RECORDS FOR PROCESSING:
-- BEGIN --

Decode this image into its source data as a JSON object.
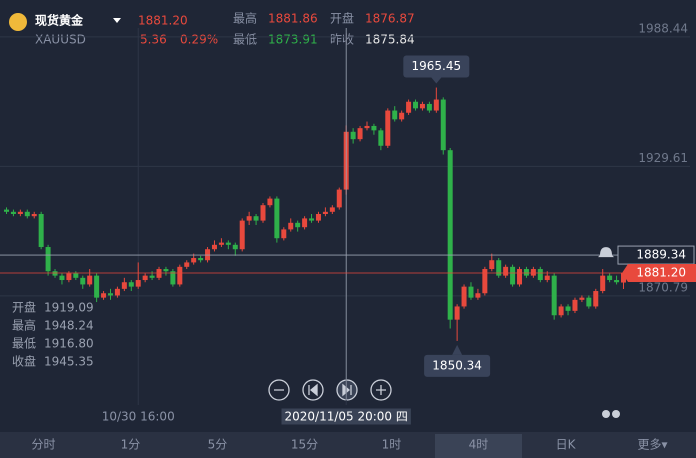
{
  "header": {
    "name": "现货黄金",
    "symbol": "XAUUSD",
    "last": "1881.20",
    "change": "5.36",
    "change_pct": "0.29%",
    "high_label": "最高",
    "high": "1881.86",
    "open_label": "开盘",
    "open": "1876.87",
    "low_label": "最低",
    "low": "1873.91",
    "prev_close_label": "昨收",
    "prev_close": "1875.84"
  },
  "chart_data": {
    "type": "candlestick",
    "categories": [
      null,
      null,
      null,
      null,
      null,
      null,
      null,
      null,
      null,
      null,
      null,
      null,
      null,
      null,
      null,
      null,
      null,
      null,
      null,
      "10/30 16:00",
      null,
      null,
      null,
      null,
      null,
      null,
      null,
      null,
      null,
      null,
      null,
      null,
      null,
      null,
      null,
      null,
      null,
      null,
      null,
      null,
      null,
      null,
      null,
      null,
      null,
      null,
      null,
      null,
      null,
      "2020/11/05 20:00 四",
      null,
      null,
      null,
      null,
      null,
      null,
      null,
      null,
      null,
      null,
      null,
      null,
      null,
      null,
      null,
      null,
      null,
      null,
      null,
      null,
      null,
      null,
      null,
      null,
      null,
      null,
      null,
      null,
      null,
      null,
      null,
      null,
      null,
      null,
      null,
      null,
      null,
      null,
      null,
      null
    ],
    "open": [
      1910,
      1909,
      1908,
      1909,
      1907,
      1908,
      1893,
      1882,
      1880,
      1878,
      1881,
      1879,
      1876,
      1880,
      1870,
      1872,
      1871,
      1874,
      1877,
      1875,
      1878,
      1880,
      1879,
      1883,
      1882,
      1876,
      1884,
      1886,
      1888,
      1887,
      1892,
      1894,
      1895,
      1894,
      1892,
      1905,
      1907,
      1905,
      1912,
      1915,
      1897,
      1901,
      1904,
      1902,
      1906,
      1905,
      1908,
      1909,
      1911,
      1919.09,
      1945.35,
      1942,
      1947,
      1948,
      1946,
      1939,
      1955,
      1951,
      1954,
      1959,
      1956,
      1958,
      1955,
      1960,
      1937,
      1860,
      1866,
      1875,
      1870,
      1872,
      1883,
      1887,
      1880,
      1884,
      1876,
      1883,
      1880,
      1883,
      1878,
      1880,
      1862,
      1866,
      1864,
      1869,
      1870,
      1866,
      1873,
      1880,
      1878,
      1876.87
    ],
    "high": [
      1911,
      1910,
      1910,
      1910,
      1909,
      1909,
      1894,
      1883,
      1881,
      1882,
      1882,
      1880,
      1883,
      1881,
      1873,
      1874,
      1875,
      1879,
      1878,
      1886,
      1881,
      1882,
      1884,
      1884,
      1883,
      1885,
      1887,
      1890,
      1889,
      1893,
      1896,
      1897,
      1896,
      1895,
      1906,
      1909,
      1908,
      1913,
      1916,
      1916,
      1902,
      1906,
      1905,
      1907,
      1908,
      1909,
      1911,
      1912,
      1920,
      1948.24,
      1947,
      1948,
      1950,
      1949,
      1947,
      1956,
      1957,
      1955,
      1960,
      1960,
      1959,
      1959,
      1965.45,
      1961,
      1938,
      1867,
      1876,
      1877,
      1874,
      1884,
      1890,
      1888,
      1885,
      1885,
      1884,
      1884,
      1884,
      1884,
      1882,
      1881,
      1867,
      1867,
      1870,
      1871,
      1871,
      1874,
      1883,
      1881,
      1880,
      1881.86
    ],
    "low": [
      1908,
      1907,
      1907,
      1906,
      1906,
      1892,
      1880,
      1879,
      1876,
      1877,
      1878,
      1874,
      1875,
      1868,
      1869,
      1869,
      1870,
      1873,
      1873,
      1874,
      1877,
      1878,
      1878,
      1880,
      1875,
      1875,
      1883,
      1885,
      1886,
      1886,
      1891,
      1893,
      1892,
      1889,
      1891,
      1903,
      1903,
      1904,
      1911,
      1895,
      1896,
      1900,
      1900,
      1901,
      1904,
      1904,
      1907,
      1908,
      1910,
      1916.8,
      1940,
      1941,
      1946,
      1944,
      1937,
      1938,
      1950,
      1950,
      1953,
      1955,
      1955,
      1954,
      1954,
      1935,
      1856,
      1850.34,
      1865,
      1869,
      1869,
      1871,
      1882,
      1879,
      1879,
      1875,
      1875,
      1879,
      1879,
      1877,
      1877,
      1860,
      1861,
      1862,
      1863,
      1868,
      1865,
      1865,
      1872,
      1877,
      1876,
      1873.91
    ],
    "close": [
      1909,
      1908,
      1909,
      1907,
      1908,
      1893,
      1882,
      1880,
      1878,
      1881,
      1879,
      1876,
      1880,
      1870,
      1872,
      1871,
      1874,
      1877,
      1875,
      1878,
      1880,
      1879,
      1883,
      1882,
      1876,
      1884,
      1886,
      1888,
      1887,
      1892,
      1894,
      1895,
      1894,
      1892,
      1905,
      1907,
      1905,
      1912,
      1915,
      1897,
      1901,
      1904,
      1902,
      1906,
      1905,
      1908,
      1909,
      1911,
      1919.09,
      1945.35,
      1942,
      1947,
      1948,
      1946,
      1939,
      1955,
      1951,
      1954,
      1959,
      1956,
      1958,
      1955,
      1960,
      1937,
      1860,
      1866,
      1875,
      1870,
      1872,
      1883,
      1887,
      1880,
      1884,
      1876,
      1883,
      1880,
      1883,
      1878,
      1880,
      1862,
      1866,
      1864,
      1869,
      1870,
      1866,
      1873,
      1880,
      1878,
      1877,
      1881.2
    ],
    "up_color": "#e8493d",
    "down_color": "#2fb14a",
    "ylim": [
      1823.5,
      1992.5
    ],
    "yticks": [
      1988.44,
      1929.61,
      1870.79
    ],
    "grid": true,
    "max_index": 62,
    "min_index": 65,
    "crosshair": {
      "index": 49,
      "price": 1889.34,
      "open_label": "开盘",
      "open": "1919.09",
      "high_label": "最高",
      "high": "1948.24",
      "low_label": "最低",
      "low": "1916.80",
      "close_label": "收盘",
      "close": "1945.35"
    }
  },
  "tabs": [
    "分时",
    "1分",
    "5分",
    "15分",
    "1时",
    "4时",
    "日K",
    "更多▾"
  ],
  "selected_tab": 5
}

-- END --

Write out all the entries word for word, but skip any images.

Decode this image into its source data as a JSON object.
{
  "header": {
    "name": "现货黄金",
    "symbol": "XAUUSD",
    "last": "1881.20",
    "change": "5.36",
    "change_pct": "0.29%",
    "high_label": "最高",
    "high": "1881.86",
    "open_label": "开盘",
    "open": "1876.87",
    "low_label": "最低",
    "low": "1873.91",
    "prev_close_label": "昨收",
    "prev_close": "1875.84"
  },
  "chart_data": {
    "type": "candlestick",
    "categories": [
      null,
      null,
      null,
      null,
      null,
      null,
      null,
      null,
      null,
      null,
      null,
      null,
      null,
      null,
      null,
      null,
      null,
      null,
      null,
      "10/30 16:00",
      null,
      null,
      null,
      null,
      null,
      null,
      null,
      null,
      null,
      null,
      null,
      null,
      null,
      null,
      null,
      null,
      null,
      null,
      null,
      null,
      null,
      null,
      null,
      null,
      null,
      null,
      null,
      null,
      null,
      "2020/11/05 20:00 四",
      null,
      null,
      null,
      null,
      null,
      null,
      null,
      null,
      null,
      null,
      null,
      null,
      null,
      null,
      null,
      null,
      null,
      null,
      null,
      null,
      null,
      null,
      null,
      null,
      null,
      null,
      null,
      null,
      null,
      null,
      null,
      null,
      null,
      null,
      null,
      null,
      null,
      null,
      null,
      null
    ],
    "open": [
      1910,
      1909,
      1908,
      1909,
      1907,
      1908,
      1893,
      1882,
      1880,
      1878,
      1881,
      1879,
      1876,
      1880,
      1870,
      1872,
      1871,
      1874,
      1877,
      1875,
      1878,
      1880,
      1879,
      1883,
      1882,
      1876,
      1884,
      1886,
      1888,
      1887,
      1892,
      1894,
      1895,
      1894,
      1892,
      1905,
      1907,
      1905,
      1912,
      1915,
      1897,
      1901,
      1904,
      1902,
      1906,
      1905,
      1908,
      1909,
      1911,
      1919.09,
      1945.35,
      1942,
      1947,
      1948,
      1946,
      1939,
      1955,
      1951,
      1954,
      1959,
      1956,
      1958,
      1955,
      1960,
      1937,
      1860,
      1866,
      1875,
      1870,
      1872,
      1883,
      1887,
      1880,
      1884,
      1876,
      1883,
      1880,
      1883,
      1878,
      1880,
      1862,
      1866,
      1864,
      1869,
      1870,
      1866,
      1873,
      1880,
      1878,
      1876.87
    ],
    "high": [
      1911,
      1910,
      1910,
      1910,
      1909,
      1909,
      1894,
      1883,
      1881,
      1882,
      1882,
      1880,
      1883,
      1881,
      1873,
      1874,
      1875,
      1879,
      1878,
      1886,
      1881,
      1882,
      1884,
      1884,
      1883,
      1885,
      1887,
      1890,
      1889,
      1893,
      1896,
      1897,
      1896,
      1895,
      1906,
      1909,
      1908,
      1913,
      1916,
      1916,
      1902,
      1906,
      1905,
      1907,
      1908,
      1909,
      1911,
      1912,
      1920,
      1948.24,
      1947,
      1948,
      1950,
      1949,
      1947,
      1956,
      1957,
      1955,
      1960,
      1960,
      1959,
      1959,
      1965.45,
      1961,
      1938,
      1867,
      1876,
      1877,
      1874,
      1884,
      1890,
      1888,
      1885,
      1885,
      1884,
      1884,
      1884,
      1884,
      1882,
      1881,
      1867,
      1867,
      1870,
      1871,
      1871,
      1874,
      1883,
      1881,
      1880,
      1881.86
    ],
    "low": [
      1908,
      1907,
      1907,
      1906,
      1906,
      1892,
      1880,
      1879,
      1876,
      1877,
      1878,
      1874,
      1875,
      1868,
      1869,
      1869,
      1870,
      1873,
      1873,
      1874,
      1877,
      1878,
      1878,
      1880,
      1875,
      1875,
      1883,
      1885,
      1886,
      1886,
      1891,
      1893,
      1892,
      1889,
      1891,
      1903,
      1903,
      1904,
      1911,
      1895,
      1896,
      1900,
      1900,
      1901,
      1904,
      1904,
      1907,
      1908,
      1910,
      1916.8,
      1940,
      1941,
      1946,
      1944,
      1937,
      1938,
      1950,
      1950,
      1953,
      1955,
      1955,
      1954,
      1954,
      1935,
      1856,
      1850.34,
      1865,
      1869,
      1869,
      1871,
      1882,
      1879,
      1879,
      1875,
      1875,
      1879,
      1879,
      1877,
      1877,
      1860,
      1861,
      1862,
      1863,
      1868,
      1865,
      1865,
      1872,
      1877,
      1876,
      1873.91
    ],
    "close": [
      1909,
      1908,
      1909,
      1907,
      1908,
      1893,
      1882,
      1880,
      1878,
      1881,
      1879,
      1876,
      1880,
      1870,
      1872,
      1871,
      1874,
      1877,
      1875,
      1878,
      1880,
      1879,
      1883,
      1882,
      1876,
      1884,
      1886,
      1888,
      1887,
      1892,
      1894,
      1895,
      1894,
      1892,
      1905,
      1907,
      1905,
      1912,
      1915,
      1897,
      1901,
      1904,
      1902,
      1906,
      1905,
      1908,
      1909,
      1911,
      1919.09,
      1945.35,
      1942,
      1947,
      1948,
      1946,
      1939,
      1955,
      1951,
      1954,
      1959,
      1956,
      1958,
      1955,
      1960,
      1937,
      1860,
      1866,
      1875,
      1870,
      1872,
      1883,
      1887,
      1880,
      1884,
      1876,
      1883,
      1880,
      1883,
      1878,
      1880,
      1862,
      1866,
      1864,
      1869,
      1870,
      1866,
      1873,
      1880,
      1878,
      1877,
      1881.2
    ],
    "up_color": "#e8493d",
    "down_color": "#2fb14a",
    "ylim": [
      1823.5,
      1992.5
    ],
    "yticks": [
      1988.44,
      1929.61,
      1870.79
    ],
    "grid": true,
    "max_index": 62,
    "min_index": 65,
    "crosshair": {
      "index": 49,
      "price": 1889.34,
      "open_label": "开盘",
      "open": "1919.09",
      "high_label": "最高",
      "high": "1948.24",
      "low_label": "最低",
      "low": "1916.80",
      "close_label": "收盘",
      "close": "1945.35"
    }
  },
  "tabs": [
    "分时",
    "1分",
    "5分",
    "15分",
    "1时",
    "4时",
    "日K",
    "更多▾"
  ],
  "selected_tab": 5
}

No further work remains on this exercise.